--- Start ---

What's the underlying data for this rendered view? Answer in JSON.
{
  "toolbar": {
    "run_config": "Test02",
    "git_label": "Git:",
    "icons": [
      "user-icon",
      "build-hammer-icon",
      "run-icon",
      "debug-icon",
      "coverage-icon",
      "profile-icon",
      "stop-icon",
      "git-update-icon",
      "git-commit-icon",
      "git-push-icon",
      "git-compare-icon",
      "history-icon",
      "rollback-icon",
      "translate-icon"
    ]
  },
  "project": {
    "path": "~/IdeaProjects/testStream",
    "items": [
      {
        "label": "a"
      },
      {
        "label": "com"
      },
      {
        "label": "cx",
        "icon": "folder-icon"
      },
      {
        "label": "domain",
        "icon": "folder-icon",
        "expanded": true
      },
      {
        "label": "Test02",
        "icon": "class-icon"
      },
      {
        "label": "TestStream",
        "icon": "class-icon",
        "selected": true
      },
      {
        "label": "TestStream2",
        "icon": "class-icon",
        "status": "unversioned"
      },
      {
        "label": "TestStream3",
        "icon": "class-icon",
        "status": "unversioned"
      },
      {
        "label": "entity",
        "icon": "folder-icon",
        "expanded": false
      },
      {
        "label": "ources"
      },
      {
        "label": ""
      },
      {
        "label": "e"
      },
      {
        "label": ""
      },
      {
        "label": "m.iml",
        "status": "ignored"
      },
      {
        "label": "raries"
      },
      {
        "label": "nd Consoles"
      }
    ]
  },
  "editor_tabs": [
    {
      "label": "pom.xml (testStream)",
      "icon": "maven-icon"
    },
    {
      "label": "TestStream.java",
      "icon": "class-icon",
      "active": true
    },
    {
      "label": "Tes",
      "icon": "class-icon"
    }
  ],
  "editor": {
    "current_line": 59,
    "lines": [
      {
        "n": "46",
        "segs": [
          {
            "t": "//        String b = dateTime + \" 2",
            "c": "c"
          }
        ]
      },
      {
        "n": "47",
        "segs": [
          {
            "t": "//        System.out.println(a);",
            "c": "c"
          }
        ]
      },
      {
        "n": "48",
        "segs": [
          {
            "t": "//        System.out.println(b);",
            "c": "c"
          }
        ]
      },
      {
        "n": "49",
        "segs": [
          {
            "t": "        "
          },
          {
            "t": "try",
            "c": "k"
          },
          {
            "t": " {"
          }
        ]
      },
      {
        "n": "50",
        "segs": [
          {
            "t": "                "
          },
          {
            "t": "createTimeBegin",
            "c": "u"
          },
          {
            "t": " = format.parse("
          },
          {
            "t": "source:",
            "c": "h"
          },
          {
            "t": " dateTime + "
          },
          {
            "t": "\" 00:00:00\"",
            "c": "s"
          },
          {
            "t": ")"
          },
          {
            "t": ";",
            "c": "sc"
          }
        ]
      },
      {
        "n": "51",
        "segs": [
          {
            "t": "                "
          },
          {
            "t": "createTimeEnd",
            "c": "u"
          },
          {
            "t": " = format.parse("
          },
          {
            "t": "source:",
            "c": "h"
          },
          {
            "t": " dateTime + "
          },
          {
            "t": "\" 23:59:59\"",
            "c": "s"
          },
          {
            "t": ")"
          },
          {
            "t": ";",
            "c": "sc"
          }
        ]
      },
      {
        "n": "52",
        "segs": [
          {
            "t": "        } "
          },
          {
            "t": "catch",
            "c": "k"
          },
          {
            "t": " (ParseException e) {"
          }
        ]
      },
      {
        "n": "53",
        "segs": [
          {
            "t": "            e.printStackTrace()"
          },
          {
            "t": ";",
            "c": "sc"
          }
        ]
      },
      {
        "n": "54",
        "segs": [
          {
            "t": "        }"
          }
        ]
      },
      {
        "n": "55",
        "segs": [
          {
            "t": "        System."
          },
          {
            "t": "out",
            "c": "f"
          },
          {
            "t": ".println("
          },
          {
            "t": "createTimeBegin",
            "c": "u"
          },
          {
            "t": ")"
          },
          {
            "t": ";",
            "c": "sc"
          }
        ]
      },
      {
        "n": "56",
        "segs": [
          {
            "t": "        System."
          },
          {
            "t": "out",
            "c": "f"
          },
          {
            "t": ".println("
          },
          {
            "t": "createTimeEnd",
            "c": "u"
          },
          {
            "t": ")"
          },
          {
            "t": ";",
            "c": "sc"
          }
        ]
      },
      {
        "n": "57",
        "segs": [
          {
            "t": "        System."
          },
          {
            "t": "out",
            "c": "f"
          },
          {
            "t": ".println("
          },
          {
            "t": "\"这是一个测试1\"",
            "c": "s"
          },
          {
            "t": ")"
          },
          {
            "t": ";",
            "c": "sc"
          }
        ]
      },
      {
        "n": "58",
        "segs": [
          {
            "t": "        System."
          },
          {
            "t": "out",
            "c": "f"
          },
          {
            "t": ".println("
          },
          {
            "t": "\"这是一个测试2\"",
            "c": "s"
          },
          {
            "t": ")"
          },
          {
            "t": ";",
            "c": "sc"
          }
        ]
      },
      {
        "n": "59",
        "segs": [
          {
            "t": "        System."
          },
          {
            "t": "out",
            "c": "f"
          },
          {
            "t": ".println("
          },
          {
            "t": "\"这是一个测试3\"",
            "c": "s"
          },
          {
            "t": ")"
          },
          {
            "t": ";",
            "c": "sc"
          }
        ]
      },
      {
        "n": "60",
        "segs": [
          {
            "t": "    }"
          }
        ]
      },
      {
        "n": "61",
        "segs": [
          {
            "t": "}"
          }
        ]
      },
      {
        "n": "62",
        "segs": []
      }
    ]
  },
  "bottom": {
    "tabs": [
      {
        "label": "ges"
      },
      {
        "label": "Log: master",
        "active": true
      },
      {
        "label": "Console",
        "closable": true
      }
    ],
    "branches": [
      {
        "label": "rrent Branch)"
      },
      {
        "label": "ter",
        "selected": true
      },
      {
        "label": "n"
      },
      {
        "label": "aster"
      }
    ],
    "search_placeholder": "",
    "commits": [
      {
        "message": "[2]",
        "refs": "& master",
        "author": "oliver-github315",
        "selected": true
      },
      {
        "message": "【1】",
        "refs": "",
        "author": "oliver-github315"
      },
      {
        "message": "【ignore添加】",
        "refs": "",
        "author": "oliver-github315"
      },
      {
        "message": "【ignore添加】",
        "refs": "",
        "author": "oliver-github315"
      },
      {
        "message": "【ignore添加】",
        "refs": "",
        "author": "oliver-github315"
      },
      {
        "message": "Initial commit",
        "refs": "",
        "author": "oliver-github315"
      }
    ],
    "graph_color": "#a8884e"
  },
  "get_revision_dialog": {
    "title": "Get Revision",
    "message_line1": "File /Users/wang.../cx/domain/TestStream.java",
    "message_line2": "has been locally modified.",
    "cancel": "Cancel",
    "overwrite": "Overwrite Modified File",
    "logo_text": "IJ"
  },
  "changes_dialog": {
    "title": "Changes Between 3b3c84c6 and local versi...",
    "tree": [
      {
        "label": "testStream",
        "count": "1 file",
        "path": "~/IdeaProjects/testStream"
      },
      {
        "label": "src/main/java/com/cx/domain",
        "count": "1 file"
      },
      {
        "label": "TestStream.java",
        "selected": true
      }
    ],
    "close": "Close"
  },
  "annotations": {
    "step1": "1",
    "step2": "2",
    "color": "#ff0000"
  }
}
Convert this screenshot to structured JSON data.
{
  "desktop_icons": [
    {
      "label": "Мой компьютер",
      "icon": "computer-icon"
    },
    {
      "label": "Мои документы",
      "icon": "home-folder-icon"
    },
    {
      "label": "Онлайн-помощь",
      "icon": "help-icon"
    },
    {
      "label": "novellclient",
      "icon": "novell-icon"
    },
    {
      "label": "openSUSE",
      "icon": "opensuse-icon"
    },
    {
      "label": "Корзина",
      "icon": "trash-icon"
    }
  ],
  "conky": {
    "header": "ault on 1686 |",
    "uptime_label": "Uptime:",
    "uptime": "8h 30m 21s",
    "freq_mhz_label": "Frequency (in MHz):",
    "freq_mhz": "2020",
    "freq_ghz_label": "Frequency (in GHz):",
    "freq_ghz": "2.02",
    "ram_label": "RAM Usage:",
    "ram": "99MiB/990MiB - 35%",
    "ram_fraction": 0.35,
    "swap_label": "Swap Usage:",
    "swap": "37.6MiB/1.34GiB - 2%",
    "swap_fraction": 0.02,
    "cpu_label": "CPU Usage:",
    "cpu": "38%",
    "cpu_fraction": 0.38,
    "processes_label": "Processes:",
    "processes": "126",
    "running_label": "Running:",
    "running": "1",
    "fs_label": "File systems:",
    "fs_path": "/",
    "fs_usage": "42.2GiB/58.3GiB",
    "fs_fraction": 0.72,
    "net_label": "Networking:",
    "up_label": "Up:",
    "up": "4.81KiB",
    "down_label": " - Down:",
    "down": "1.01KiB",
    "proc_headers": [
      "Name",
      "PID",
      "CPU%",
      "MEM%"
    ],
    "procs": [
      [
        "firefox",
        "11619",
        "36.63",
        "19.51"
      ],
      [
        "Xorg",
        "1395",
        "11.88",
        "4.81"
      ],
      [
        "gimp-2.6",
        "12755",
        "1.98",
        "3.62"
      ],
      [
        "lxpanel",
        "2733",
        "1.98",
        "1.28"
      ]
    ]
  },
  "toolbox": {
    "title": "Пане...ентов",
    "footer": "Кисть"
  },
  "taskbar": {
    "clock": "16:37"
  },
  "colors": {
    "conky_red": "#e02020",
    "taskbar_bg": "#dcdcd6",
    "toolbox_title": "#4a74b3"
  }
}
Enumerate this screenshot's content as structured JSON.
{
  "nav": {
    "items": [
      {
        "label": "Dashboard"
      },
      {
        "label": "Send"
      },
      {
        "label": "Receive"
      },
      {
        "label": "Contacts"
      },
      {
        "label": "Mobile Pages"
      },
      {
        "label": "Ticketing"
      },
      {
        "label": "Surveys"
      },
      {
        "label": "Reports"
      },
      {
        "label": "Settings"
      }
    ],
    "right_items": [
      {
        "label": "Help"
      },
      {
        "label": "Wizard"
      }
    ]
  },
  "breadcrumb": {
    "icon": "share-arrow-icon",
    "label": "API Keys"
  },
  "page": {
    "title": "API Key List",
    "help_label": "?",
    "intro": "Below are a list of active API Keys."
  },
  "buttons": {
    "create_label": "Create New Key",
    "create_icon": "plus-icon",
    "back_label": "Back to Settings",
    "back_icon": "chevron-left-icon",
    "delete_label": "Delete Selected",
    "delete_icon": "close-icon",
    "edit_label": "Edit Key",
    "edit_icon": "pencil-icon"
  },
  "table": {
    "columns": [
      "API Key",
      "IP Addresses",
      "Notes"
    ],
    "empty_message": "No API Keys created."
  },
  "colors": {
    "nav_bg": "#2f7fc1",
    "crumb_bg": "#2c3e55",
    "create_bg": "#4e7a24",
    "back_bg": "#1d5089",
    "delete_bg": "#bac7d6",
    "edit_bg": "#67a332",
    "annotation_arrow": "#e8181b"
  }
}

--- End ---

PROMPT
Go through the entries above and pull out each line with "IdeaProjects" in it.

RESULT OF THE TASK
    "path": "~/IdeaProjects/testStream",
        "path": "~/IdeaProjects/testStream"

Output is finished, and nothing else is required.